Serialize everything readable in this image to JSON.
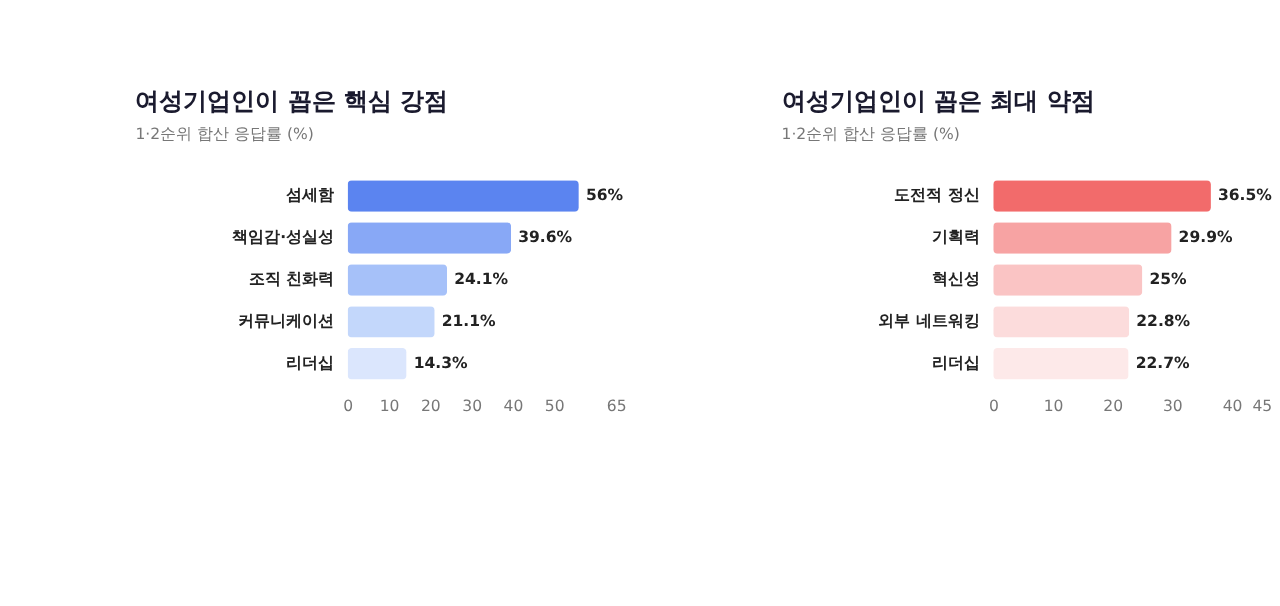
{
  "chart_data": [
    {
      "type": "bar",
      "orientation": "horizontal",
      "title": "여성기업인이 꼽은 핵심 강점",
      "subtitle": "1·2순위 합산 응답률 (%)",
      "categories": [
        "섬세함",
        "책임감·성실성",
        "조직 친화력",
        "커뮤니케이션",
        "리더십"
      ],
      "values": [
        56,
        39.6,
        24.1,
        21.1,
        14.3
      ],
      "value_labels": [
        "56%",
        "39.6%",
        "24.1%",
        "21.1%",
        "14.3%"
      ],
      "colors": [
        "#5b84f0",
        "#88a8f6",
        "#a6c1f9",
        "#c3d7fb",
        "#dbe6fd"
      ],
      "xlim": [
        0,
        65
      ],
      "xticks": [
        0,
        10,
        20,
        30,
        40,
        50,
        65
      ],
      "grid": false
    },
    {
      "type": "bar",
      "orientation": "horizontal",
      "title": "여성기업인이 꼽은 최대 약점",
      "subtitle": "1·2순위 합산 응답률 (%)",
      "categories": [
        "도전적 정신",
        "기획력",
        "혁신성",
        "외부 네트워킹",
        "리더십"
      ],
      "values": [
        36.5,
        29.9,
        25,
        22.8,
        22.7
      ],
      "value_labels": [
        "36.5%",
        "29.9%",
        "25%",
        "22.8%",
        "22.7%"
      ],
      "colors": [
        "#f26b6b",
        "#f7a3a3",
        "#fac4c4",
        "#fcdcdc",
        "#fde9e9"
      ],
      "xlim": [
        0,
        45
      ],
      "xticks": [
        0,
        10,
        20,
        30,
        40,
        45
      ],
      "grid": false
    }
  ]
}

________________________

WORK TO DO: Your copy should match the entries exactly, minus the pictures.

PROBLEM SOLUTION:
Serialize everything readable in this image to JSON.
{
  "chart_data": [
    {
      "type": "bar",
      "orientation": "horizontal",
      "title": "여성기업인이 꼽은 핵심 강점",
      "subtitle": "1·2순위 합산 응답률 (%)",
      "categories": [
        "섬세함",
        "책임감·성실성",
        "조직 친화력",
        "커뮤니케이션",
        "리더십"
      ],
      "values": [
        56,
        39.6,
        24.1,
        21.1,
        14.3
      ],
      "value_labels": [
        "56%",
        "39.6%",
        "24.1%",
        "21.1%",
        "14.3%"
      ],
      "colors": [
        "#5b84f0",
        "#88a8f6",
        "#a6c1f9",
        "#c3d7fb",
        "#dbe6fd"
      ],
      "xlim": [
        0,
        65
      ],
      "xticks": [
        0,
        10,
        20,
        30,
        40,
        50,
        65
      ],
      "grid": false
    },
    {
      "type": "bar",
      "orientation": "horizontal",
      "title": "여성기업인이 꼽은 최대 약점",
      "subtitle": "1·2순위 합산 응답률 (%)",
      "categories": [
        "도전적 정신",
        "기획력",
        "혁신성",
        "외부 네트워킹",
        "리더십"
      ],
      "values": [
        36.5,
        29.9,
        25,
        22.8,
        22.7
      ],
      "value_labels": [
        "36.5%",
        "29.9%",
        "25%",
        "22.8%",
        "22.7%"
      ],
      "colors": [
        "#f26b6b",
        "#f7a3a3",
        "#fac4c4",
        "#fcdcdc",
        "#fde9e9"
      ],
      "xlim": [
        0,
        45
      ],
      "xticks": [
        0,
        10,
        20,
        30,
        40,
        45
      ],
      "grid": false
    }
  ]
}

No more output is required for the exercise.